→ **Goals**:
A. From the Chaucer study guide, reproduce the passage between "You are responsible" and "translation to class!", inclusive.
B. In the Chaucer study guide, which edition of the Norton Anthology do the page numbers refer to?
C. Extend the Chaucer study guide, starting after its final sentence.

→ **Text shown**:
******
ENGL 203: Medieval Literature
Dr. Debora B. Schwartz
English Department, California Polytechnic State University
Chaucer, The Canterbury Tales I:
the General Prologue
[page numbers in NA refer to 9th ed., 2012; click HERE to access study guide with pagination from the NA 8th ed., 2006 ]
Make sure you have read the general background information NA 13-17 (on the Fourteenth Century), 25 (final paragraph on Chaucerian verse), 238-43 (headnotes to Chaucer, the Canterbury Tales and the General Prologue), 340 (on the close of the Canterbury Tales) and 370-73 (headnote to William Langland, Piers Plowman). Know the significance of the following titles/names/terms: dream vision, Guillaume de Lorris, Jean de Meun, the Romance of the Rose, Boethius (esp. his Consolation of Philosophy), Boccaccio (esp. his Decameron), Saint Thomas à Becket, Canterbury Cathedral. Know dates for Chaucer's birth and death (NA 238) and for the composition of the Canterbury Tales collection as a whole (NA 241-42). What was Chaucer's social class? Was his life experience limited by his birth? How did he come by his familiarity with other aspects of 14th-century English society? What factors contributed to his formal and informal education? What languages did he read and how was he likely to have learned them (NA 240)? Know meaning of the term "frame narrative" and what Italian work (author and title) was a model of this genre (if not a source) for Chaucer (see NA 241). Know what is meant by the "fragments" of the Canterbury Tales (NA 242). How many Canterbury Tales were originally planned? How many of the projected tales were actually written? What sort of verse is used for most of the Canterbury Tales (including all of our readings except for Chaucer's Retraction)? What was its metrical form? (know the correct term and be able to define it -- number of syllables and stress pattern -- see NA 25). Know what is meant by Chaucer's "Retraction" (see the headnote entitled "Close of the Canterbury Tales, NA 340, and text, NA 342-3).
You are responsible for the WHOLE TEXT in your modern English translation, but also for the following lines in the original Middle English printed in Norton: lines 1-42 (the opening) and the portraits of the Knight, Squire, Prioress, Monk, Friar, Clerk, Parson, Plowman, and Pardoner, lines 43-100, 118-271, 287-310, 447-478, 479-543, 671-716. For help on the language, consult one of the linked websites and/or NA 15-19. Be sure to bring BOTH the Norton Anthology (or photocopy of NA pp. 243-63 and 340-343) AND your translation to class!
We will discuss lines 1-42 as "opening signals" for the Canterbury Tales as a whole; we will then consider the whole General Prologue as an example of "Estates Satire." In order for these discussions to make sense to you, some background information is necessary.
******
→ **Records supplied**:
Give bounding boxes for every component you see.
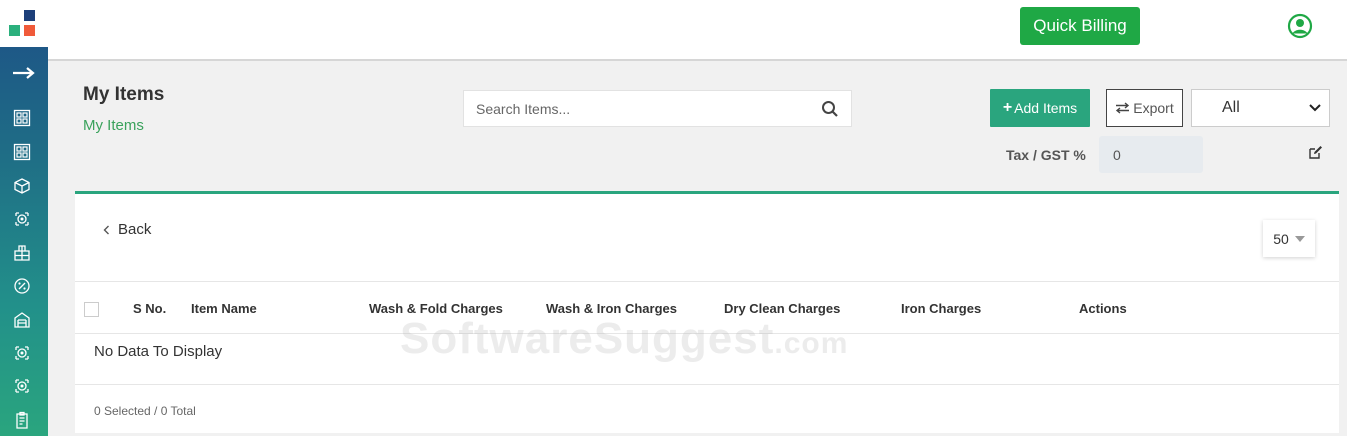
filter-select[interactable]: All — [1191, 89, 1330, 127]
page-size-value: 50 — [1273, 230, 1289, 247]
column-header[interactable]: Wash & Iron Charges — [546, 301, 677, 316]
column-header[interactable]: Actions — [1079, 301, 1127, 316]
add-items-label: Add Items — [1014, 100, 1078, 116]
divider — [75, 333, 1339, 334]
column-header[interactable]: S No. — [133, 301, 166, 316]
tax-gst-label: Tax / GST % — [1006, 147, 1086, 163]
chevron-down-icon — [1309, 104, 1321, 112]
column-header[interactable]: Iron Charges — [901, 301, 981, 316]
column-header[interactable]: Dry Clean Charges — [724, 301, 840, 316]
tax-gst-input[interactable]: 0 — [1099, 136, 1203, 173]
empty-message: No Data To Display — [94, 343, 223, 360]
search-icon[interactable] — [821, 100, 839, 118]
export-button[interactable]: Export — [1106, 89, 1183, 127]
building-icon[interactable] — [11, 242, 33, 264]
table-header: S No. Item Name Wash & Fold Charges Wash… — [75, 284, 1339, 334]
selection-count: 0 Selected / 0 Total — [94, 404, 196, 418]
store-icon[interactable] — [11, 309, 33, 331]
plus-icon: + — [1002, 99, 1013, 116]
column-header[interactable]: Item Name — [191, 301, 257, 316]
app-logo[interactable] — [0, 0, 48, 47]
breadcrumb[interactable]: My Items — [83, 117, 144, 134]
user-circle-icon[interactable] — [1287, 13, 1313, 39]
clipboard-icon[interactable] — [11, 409, 33, 431]
search-input[interactable] — [476, 100, 821, 117]
edit-icon[interactable] — [1308, 145, 1323, 160]
grid-icon[interactable] — [11, 141, 33, 163]
sidebar — [0, 0, 48, 436]
top-header — [48, 0, 1347, 61]
dashboard-icon[interactable] — [11, 107, 33, 129]
items-card: Back 50 S No. Item Name Wash & Fold Char… — [75, 191, 1339, 433]
caret-down-icon — [1294, 235, 1305, 242]
select-all-checkbox[interactable] — [84, 302, 99, 317]
page-size-select[interactable]: 50 — [1263, 220, 1315, 257]
back-label: Back — [118, 221, 152, 238]
search-bar — [463, 90, 852, 127]
machine-icon[interactable] — [11, 342, 33, 364]
page-title: My Items — [83, 84, 165, 105]
back-link[interactable]: Back — [103, 221, 151, 238]
divider — [75, 281, 1339, 282]
swap-arrows-icon — [1116, 102, 1130, 114]
divider — [75, 384, 1339, 385]
chevron-left-icon — [103, 225, 109, 234]
percent-icon[interactable] — [11, 275, 33, 297]
machine-icon[interactable] — [11, 208, 33, 230]
add-items-button[interactable]: + Add Items — [990, 89, 1090, 127]
box-icon[interactable] — [11, 175, 33, 197]
column-header[interactable]: Wash & Fold Charges — [369, 301, 503, 316]
export-label: Export — [1133, 100, 1174, 116]
quick-billing-button[interactable]: Quick Billing — [1020, 7, 1140, 45]
machine-icon[interactable] — [11, 375, 33, 397]
filter-selected-value: All — [1222, 99, 1240, 116]
arrow-right-icon[interactable] — [9, 63, 39, 83]
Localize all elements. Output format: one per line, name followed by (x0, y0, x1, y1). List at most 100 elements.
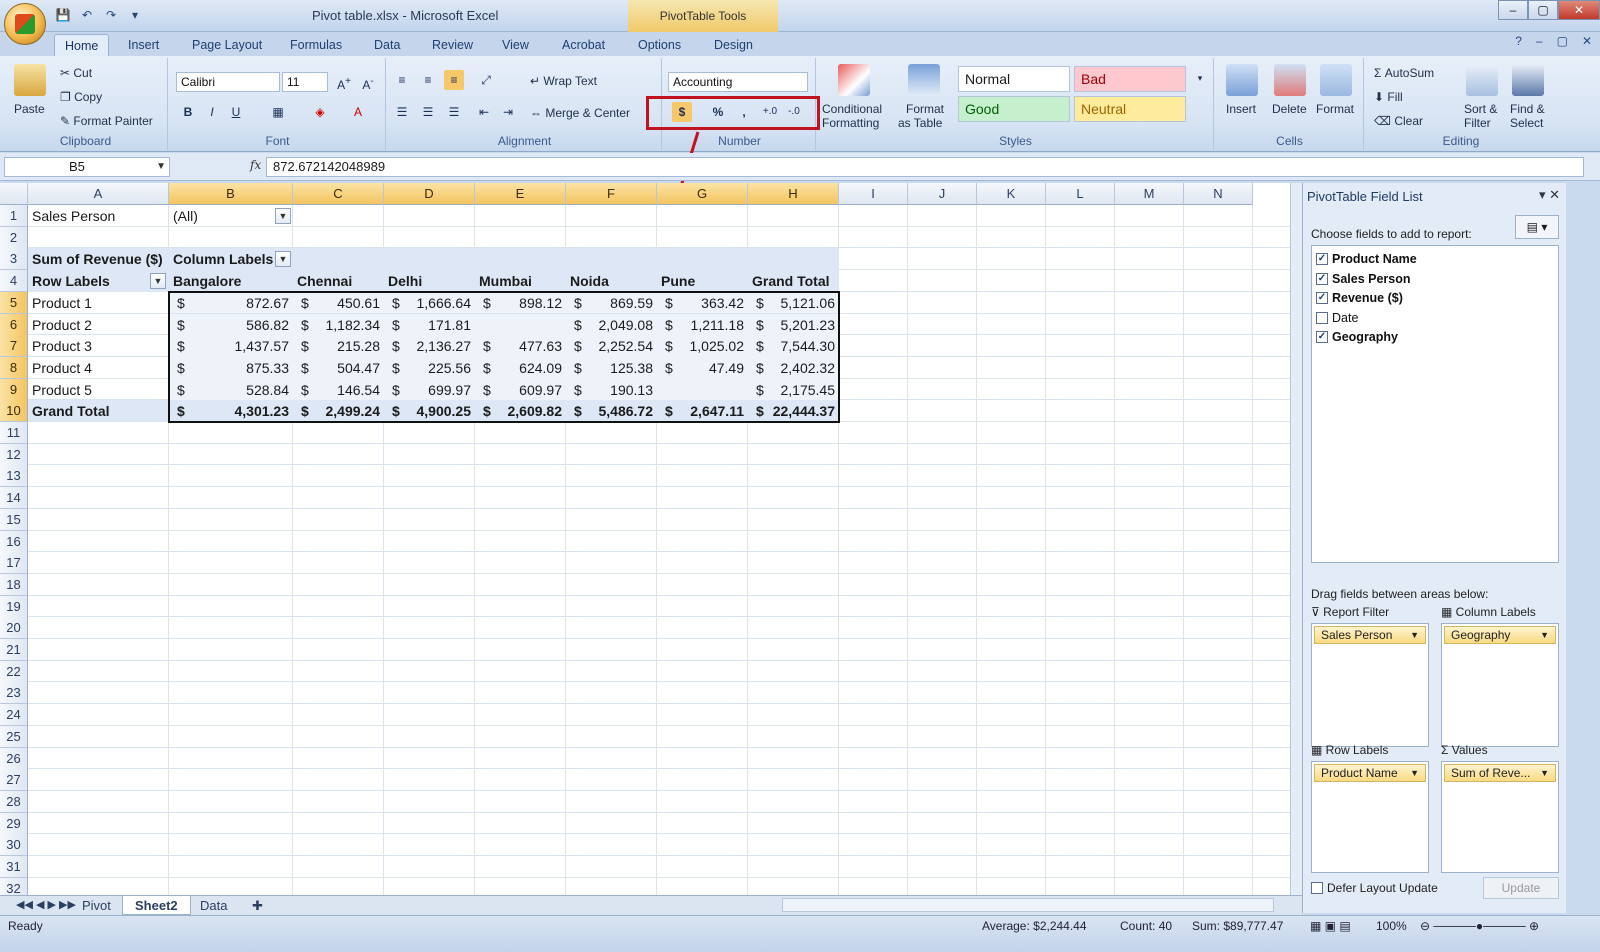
orientation-icon[interactable]: ⤢ (476, 70, 496, 90)
customize-qat-icon[interactable]: ▾ (126, 6, 144, 24)
align-center-icon[interactable]: ☰ (418, 102, 438, 122)
column-header-m[interactable]: M (1115, 183, 1184, 205)
column-header-c[interactable]: C (293, 183, 384, 205)
row-header-29[interactable]: 29 (0, 812, 28, 835)
pivot-header-cell[interactable]: Chennai (293, 270, 384, 292)
row-header-26[interactable]: 26 (0, 747, 28, 770)
tab-acrobat[interactable]: Acrobat (552, 34, 615, 56)
fx-icon[interactable]: fx (250, 158, 261, 172)
chevron-down-icon[interactable]: ▼ (1540, 765, 1549, 781)
name-box-dropdown-icon[interactable]: ▼ (156, 158, 166, 176)
row-header-17[interactable]: 17 (0, 552, 28, 575)
autosum-button[interactable]: Σ AutoSum (1374, 66, 1434, 80)
shrink-font-icon[interactable]: A- (358, 72, 378, 92)
zoom-level[interactable]: 100% (1376, 919, 1407, 933)
chevron-down-icon[interactable]: ▼ (1540, 627, 1549, 643)
tab-view[interactable]: View (492, 34, 539, 56)
row-header-8[interactable]: 8 (0, 356, 28, 379)
field-checkbox[interactable]: ✓ (1316, 272, 1328, 285)
underline-button[interactable]: U (226, 102, 246, 122)
row-label-cell[interactable]: Product 5 (28, 379, 169, 401)
pivot-header-cell[interactable]: Noida (566, 270, 657, 292)
column-header-h[interactable]: H (748, 183, 839, 205)
tab-review[interactable]: Review (422, 34, 483, 56)
row-header-14[interactable]: 14 (0, 487, 28, 510)
office-button[interactable] (4, 3, 46, 45)
find-select-sub[interactable]: Select (1510, 116, 1543, 130)
styles-more-icon[interactable]: ▾ (1190, 68, 1210, 88)
values-area[interactable]: Sum of Reve... ▼ (1441, 761, 1559, 873)
conditional-formatting-sub[interactable]: Formatting (822, 116, 879, 130)
column-header-e[interactable]: E (475, 183, 566, 205)
column-header-g[interactable]: G (657, 183, 748, 205)
row-header-11[interactable]: 11 (0, 422, 28, 444)
row-header-12[interactable]: 12 (0, 443, 28, 466)
tab-home[interactable]: Home (54, 34, 110, 56)
ribbon-minimize-icon[interactable]: – (1536, 34, 1543, 48)
column-labels-dropdown-icon[interactable]: ▼ (275, 251, 291, 268)
column-header-j[interactable]: J (908, 183, 977, 205)
row-header-9[interactable]: 9 (0, 378, 28, 401)
sum-label-cell[interactable]: Sum of Revenue ($) (28, 248, 169, 270)
column-header-a[interactable]: A (28, 183, 169, 205)
row-header-21[interactable]: 21 (0, 639, 28, 661)
style-neutral[interactable]: Neutral (1074, 96, 1186, 122)
undo-icon[interactable]: ↶ (78, 6, 96, 24)
bold-button[interactable]: B (178, 102, 198, 122)
sort-filter-button[interactable]: Sort & (1464, 102, 1497, 116)
field-checkbox[interactable]: ✓ (1316, 331, 1328, 344)
row-label-cell[interactable]: Product 4 (28, 357, 169, 379)
row-header-31[interactable]: 31 (0, 856, 28, 878)
select-all-corner[interactable] (0, 183, 28, 205)
row-labels-cell[interactable]: Row Labels (28, 270, 169, 292)
column-header-n[interactable]: N (1184, 183, 1253, 205)
row-header-32[interactable]: 32 (0, 877, 28, 895)
row-header-22[interactable]: 22 (0, 660, 28, 683)
row-header-19[interactable]: 19 (0, 595, 28, 618)
name-box[interactable]: B5 ▼ (4, 157, 170, 177)
grand-total-label[interactable]: Grand Total (28, 400, 169, 422)
sort-filter-sub[interactable]: Filter (1464, 116, 1491, 130)
report-filter-area[interactable]: Sales Person ▼ (1311, 623, 1429, 747)
tab-design[interactable]: Design (704, 34, 763, 56)
worksheet-grid[interactable]: A B C D E F G H I J K L M N 1 2 3 4 5 6 7 8 9 10 11 12 13 14 15 16 17 1… (0, 183, 1290, 895)
pivot-header-cell[interactable]: Delhi (384, 270, 475, 292)
tab-options[interactable]: Options (628, 34, 691, 56)
filter-label-cell[interactable]: Sales Person (28, 205, 169, 227)
redo-icon[interactable]: ↷ (102, 6, 120, 24)
row-header-5[interactable]: 5 (0, 291, 28, 314)
row-header-23[interactable]: 23 (0, 682, 28, 705)
row-header-20[interactable]: 20 (0, 617, 28, 640)
column-labels-area[interactable]: Geography ▼ (1441, 623, 1559, 747)
column-header-l[interactable]: L (1046, 183, 1115, 205)
font-size-box[interactable]: 11 (282, 72, 328, 92)
grow-font-icon[interactable]: A+ (334, 72, 354, 92)
paste-button[interactable]: Paste (14, 102, 45, 116)
italic-button[interactable]: I (202, 102, 222, 122)
filter-dropdown-icon[interactable]: ▼ (275, 208, 291, 224)
delete-cells-icon[interactable] (1274, 64, 1306, 96)
minimize-button[interactable]: – (1498, 0, 1528, 20)
increase-indent-icon[interactable]: ⇥ (498, 102, 518, 122)
bottom-align-icon[interactable]: ≡ (444, 70, 464, 90)
wrap-text-button[interactable]: ↵ Wrap Text (530, 74, 597, 88)
align-right-icon[interactable]: ☰ (444, 102, 464, 122)
field-sales-person[interactable]: ✓ Sales Person (1316, 270, 1411, 288)
insert-cells-button[interactable]: Insert (1226, 102, 1256, 116)
update-button[interactable]: Update (1483, 877, 1559, 899)
fill-color-icon[interactable]: ◈ (310, 102, 330, 122)
pivot-header-cell[interactable]: Bangalore (169, 270, 293, 292)
format-painter-button[interactable]: ✎ Format Painter (60, 114, 153, 128)
binoculars-icon[interactable] (1512, 64, 1544, 96)
format-cells-button[interactable]: Format (1316, 102, 1354, 116)
insert-sheet-icon[interactable]: ✚ (240, 896, 275, 915)
row-header-25[interactable]: 25 (0, 725, 28, 748)
formula-input[interactable]: 872.672142048989 (266, 157, 1584, 177)
cut-button[interactable]: ✂ Cut (60, 66, 92, 80)
sheet-tab-pivot[interactable]: Pivot (70, 896, 123, 915)
filter-chip-sales-person[interactable]: Sales Person ▼ (1314, 626, 1426, 644)
conditional-formatting-button[interactable]: Conditional (822, 102, 882, 116)
row-header-24[interactable]: 24 (0, 704, 28, 727)
column-header-i[interactable]: I (839, 183, 908, 205)
row-labels-dropdown-icon[interactable]: ▼ (150, 273, 166, 290)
******
→ **Answer set**:
A.
You are responsible for the WHOLE TEXT in your modern English translation, but also for the following lines in the original Middle English printed in Norton: lines 1-42 (the opening) and the portraits of the Knight, Squire, Prioress, Monk, Friar, Clerk, Parson, Plowman, and Pardoner, lines 43-100, 118-271, 287-310, 447-478, 479-543, 671-716. For help on the language, consult one of the linked websites and/or NA 15-19. Be sure to bring BOTH the Norton Anthology (or photocopy of NA pp. 243-63 and 340-343) AND your translation to class!

B. The 9th edition, 2012.

C.
In feudal times, medieval society was viewed as being made up of three categories of peoples, or "estates" (from the Latin word "status"): the Clergy (those that prayed = the First Estate), the Nobility (those that fought = the Second Estate), and the peasantry (those who produced the food which supported those who fought and prayed = the Third Estate). The second and third estates (Aristocracy and peasantry) are a matter of birth, while the first (the Church) is entered into, willingly or not, by individuals of varying social origin. While the medieval estates are not the exact equivalent of modern social classes, high status within the Church was frequently a matter of birth: no matter how saintly or pious, a peasant (like Caedmon) was unlikely to end up an abbot, a bishop, or a high ranking Church official (like the Venerable Bede). In addition to these broad categories, there were also three specifically feminine estates: virgins, wives and widows. Note that the general (i.e. male) estates are defined by how one makes a living (still thought by many today to be more important for men than for women), while the "female" estates are defined by sexual activity, that is, according to the men with whom the woman does, no longer does, or never did, sleep. The Wife of Bath will represent two out of three of these "feminine estates" (and she will have a lot to say about the Church's emphasis on the third!)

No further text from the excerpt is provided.